* START SUPPLIED RECORDS *
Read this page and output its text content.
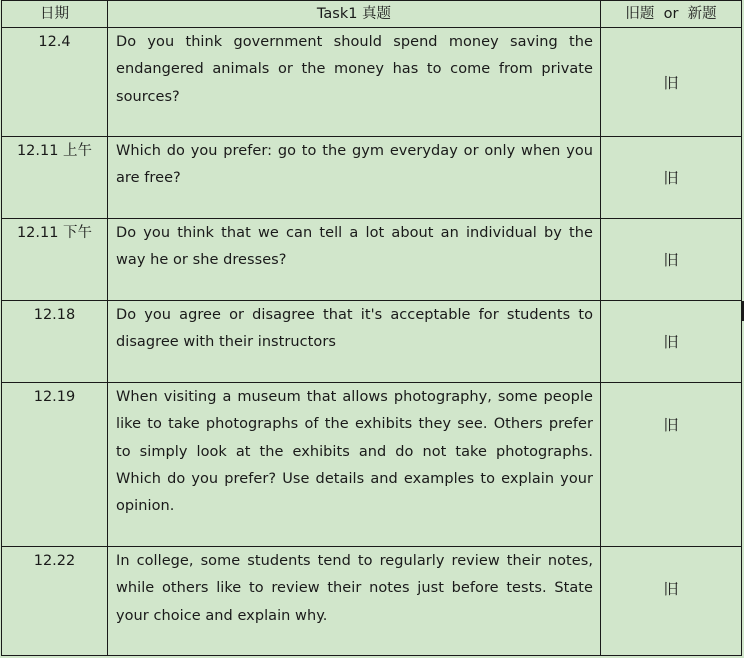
日期	Task1 真题	旧题  or  新题
12.4	Do you think government should spend money saving the endangered animals or the money has to come from private sources?	旧
12.11 上午	Which do you prefer: go to the gym everyday or only when you are free?	旧
12.11 下午	Do you think that we can tell a lot about an individual by the way he or she dresses?	旧
12.18	Do you agree or disagree that it's acceptable for students to disagree with their instructors	旧
12.19	When visiting a museum that allows photography, some people like to take photographs of the exhibits they see. Others prefer to simply look at the exhibits and do not take photographs. Which do you prefer? Use details and examples to explain your opinion.	旧
12.22	In college, some students tend to regularly review their notes, while others like to review their notes just before tests. State your choice and explain why.	旧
* END SUPPLIED RECORDS *
Pick out and copy the lines of the material that include the word "like".

12.19	When visiting a museum that allows photography, some people like to take photographs of the exhibits they see. Others prefer to simply look at the exhibits and do not take photographs. Which do you prefer? Use details and examples to explain your opinion.	旧
12.22	In college, some students tend to regularly review their notes, while others like to review their notes just before tests. State your choice and explain why.	旧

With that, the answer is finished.